* WORK TO COMPLETE *
Give every entry again, word for word.

Extracted data entries:
_ _ _ _
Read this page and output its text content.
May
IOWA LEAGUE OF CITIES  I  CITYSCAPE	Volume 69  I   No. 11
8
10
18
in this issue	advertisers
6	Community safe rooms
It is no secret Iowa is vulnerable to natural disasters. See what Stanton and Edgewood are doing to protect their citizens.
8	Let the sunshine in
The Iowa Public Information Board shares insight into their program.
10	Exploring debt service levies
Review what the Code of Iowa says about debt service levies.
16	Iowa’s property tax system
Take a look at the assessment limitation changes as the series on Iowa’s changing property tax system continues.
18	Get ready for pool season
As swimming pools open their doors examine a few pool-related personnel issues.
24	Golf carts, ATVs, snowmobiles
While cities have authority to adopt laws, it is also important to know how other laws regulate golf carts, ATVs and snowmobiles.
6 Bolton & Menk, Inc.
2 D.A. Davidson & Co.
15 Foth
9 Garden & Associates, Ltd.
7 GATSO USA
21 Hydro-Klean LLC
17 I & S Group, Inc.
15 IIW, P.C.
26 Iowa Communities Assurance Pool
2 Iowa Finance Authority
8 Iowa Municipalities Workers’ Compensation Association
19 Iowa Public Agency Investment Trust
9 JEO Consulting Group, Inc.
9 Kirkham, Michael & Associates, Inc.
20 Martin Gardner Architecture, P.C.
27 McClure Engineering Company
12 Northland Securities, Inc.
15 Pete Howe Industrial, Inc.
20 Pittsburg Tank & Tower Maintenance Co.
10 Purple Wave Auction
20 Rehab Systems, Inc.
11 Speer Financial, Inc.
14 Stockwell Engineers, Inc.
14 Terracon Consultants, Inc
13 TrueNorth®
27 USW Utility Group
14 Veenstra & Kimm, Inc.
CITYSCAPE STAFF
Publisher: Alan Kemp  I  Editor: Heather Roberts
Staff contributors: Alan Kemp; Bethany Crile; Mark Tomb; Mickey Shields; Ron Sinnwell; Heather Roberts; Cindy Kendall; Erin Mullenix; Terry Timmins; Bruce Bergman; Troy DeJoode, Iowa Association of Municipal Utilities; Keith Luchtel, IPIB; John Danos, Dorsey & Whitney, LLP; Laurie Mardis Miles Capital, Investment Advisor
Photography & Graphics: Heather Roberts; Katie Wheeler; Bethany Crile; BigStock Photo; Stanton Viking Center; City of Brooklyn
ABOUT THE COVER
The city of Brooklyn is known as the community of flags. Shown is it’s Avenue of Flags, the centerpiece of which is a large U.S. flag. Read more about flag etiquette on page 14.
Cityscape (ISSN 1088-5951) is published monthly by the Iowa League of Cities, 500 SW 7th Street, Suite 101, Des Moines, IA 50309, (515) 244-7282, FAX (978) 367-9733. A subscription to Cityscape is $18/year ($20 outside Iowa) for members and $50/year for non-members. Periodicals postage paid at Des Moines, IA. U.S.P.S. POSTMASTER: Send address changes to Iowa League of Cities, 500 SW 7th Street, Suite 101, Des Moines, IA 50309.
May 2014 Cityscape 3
_ _ _ _
* FINAL RESULT *
Read this page and output its text content.
May
IOWA LEAGUE OF CITIES  I  CITYSCAPE	Volume 69  I   No. 11
8
10
18
in this issue	advertisers
6	Community safe rooms
It is no secret Iowa is vulnerable to natural disasters. See what Stanton and Edgewood are doing to protect their citizens.
8	Let the sunshine in
The Iowa Public Information Board shares insight into their program.
10	Exploring debt service levies
Review what the Code of Iowa says about debt service levies.
16	Iowa’s property tax system
Take a look at the assessment limitation changes as the series on Iowa’s changing property tax system continues.
18	Get ready for pool season
As swimming pools open their doors examine a few pool-related personnel issues.
24	Golf carts, ATVs, snowmobiles
While cities have authority to adopt laws, it is also important to know how other laws regulate golf carts, ATVs and snowmobiles.
6 Bolton & Menk, Inc.
2 D.A. Davidson & Co.
15 Foth
9 Garden & Associates, Ltd.
7 GATSO USA
21 Hydro-Klean LLC
17 I & S Group, Inc.
15 IIW, P.C.
26 Iowa Communities Assurance Pool
2 Iowa Finance Authority
8 Iowa Municipalities Workers’ Compensation Association
19 Iowa Public Agency Investment Trust
9 JEO Consulting Group, Inc.
9 Kirkham, Michael & Associates, Inc.
20 Martin Gardner Architecture, P.C.
27 McClure Engineering Company
12 Northland Securities, Inc.
15 Pete Howe Industrial, Inc.
20 Pittsburg Tank & Tower Maintenance Co.
10 Purple Wave Auction
20 Rehab Systems, Inc.
11 Speer Financial, Inc.
14 Stockwell Engineers, Inc.
14 Terracon Consultants, Inc
13 TrueNorth®
27 USW Utility Group
14 Veenstra & Kimm, Inc.
CITYSCAPE STAFF
Publisher: Alan Kemp  I  Editor: Heather Roberts
Staff contributors: Alan Kemp; Bethany Crile; Mark Tomb; Mickey Shields; Ron Sinnwell; Heather Roberts; Cindy Kendall; Erin Mullenix; Terry Timmins; Bruce Bergman; Troy DeJoode, Iowa Association of Municipal Utilities; Keith Luchtel, IPIB; John Danos, Dorsey & Whitney, LLP; Laurie Mardis Miles Capital, Investment Advisor
Photography & Graphics: Heather Roberts; Katie Wheeler; Bethany Crile; BigStock Photo; Stanton Viking Center; City of Brooklyn
ABOUT THE COVER
The city of Brooklyn is known as the community of flags. Shown is it’s Avenue of Flags, the centerpiece of which is a large U.S. flag. Read more about flag etiquette on page 14.
Cityscape (ISSN 1088-5951) is published monthly by the Iowa League of Cities, 500 SW 7th Street, Suite 101, Des Moines, IA 50309, (515) 244-7282, FAX (978) 367-9733. A subscription to Cityscape is $18/year ($20 outside Iowa) for members and $50/year for non-members. Periodicals postage paid at Des Moines, IA. U.S.P.S. POSTMASTER: Send address changes to Iowa League of Cities, 500 SW 7th Street, Suite 101, Des Moines, IA 50309.
May 2014 Cityscape 3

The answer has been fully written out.